*Problem to solve*:
No images are to be carried over; print all other material exactly as it stands.

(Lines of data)
#####
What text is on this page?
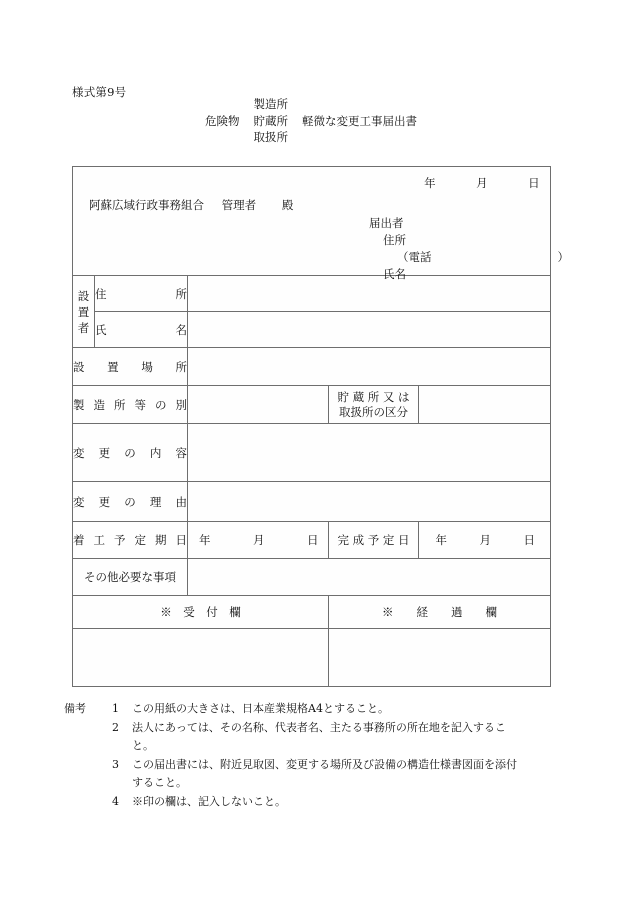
様式第9号
危険物
製造所
貯蔵所
取扱所
軽微な変更工事届出書
年	月	日
阿蘇広域行政事務組合 管理者 殿
届出者
住所
（電話	）
氏名

設
置
者	住　　　　　所			
	氏　　　　　名			
設　置　場　所				
製 造 所 等 の 別			貯 蔵 所 又 は
取扱所の区分	

変　更　の　内　容				
変　更　の　理　由				
着 工 予 定 期 日		年 月 日	完 成 予 定 日	年 月 日

その他必要な事項				
※　受　付　欄			※　　経　　過　　欄	

備考	1	この用紙の大きさは、日本産業規格A4とすること。
2	法人にあっては、その名称、代表者名、主たる事務所の所在地を記入するこ
と。
3	この届出書には、附近見取図、変更する場所及び設備の構造仕様書図面を添付
すること。
4	※印の欄は、記入しないこと。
#####
*The response*:
What text is on this page?
様式第9号
危険物
製造所
貯蔵所
取扱所
軽微な変更工事届出書
年	月	日
阿蘇広域行政事務組合 管理者 殿
届出者
住所
（電話	）
氏名

設
置
者	住　　　　　所			
	氏　　　　　名			
設　置　場　所				
製 造 所 等 の 別			貯 蔵 所 又 は
取扱所の区分	

変　更　の　内　容				
変　更　の　理　由				
着 工 予 定 期 日		年 月 日	完 成 予 定 日	年 月 日

その他必要な事項				
※　受　付　欄			※　　経　　過　　欄	

備考	1	この用紙の大きさは、日本産業規格A4とすること。
2	法人にあっては、その名称、代表者名、主たる事務所の所在地を記入するこ
と。
3	この届出書には、附近見取図、変更する場所及び設備の構造仕様書図面を添付
すること。
4	※印の欄は、記入しないこと。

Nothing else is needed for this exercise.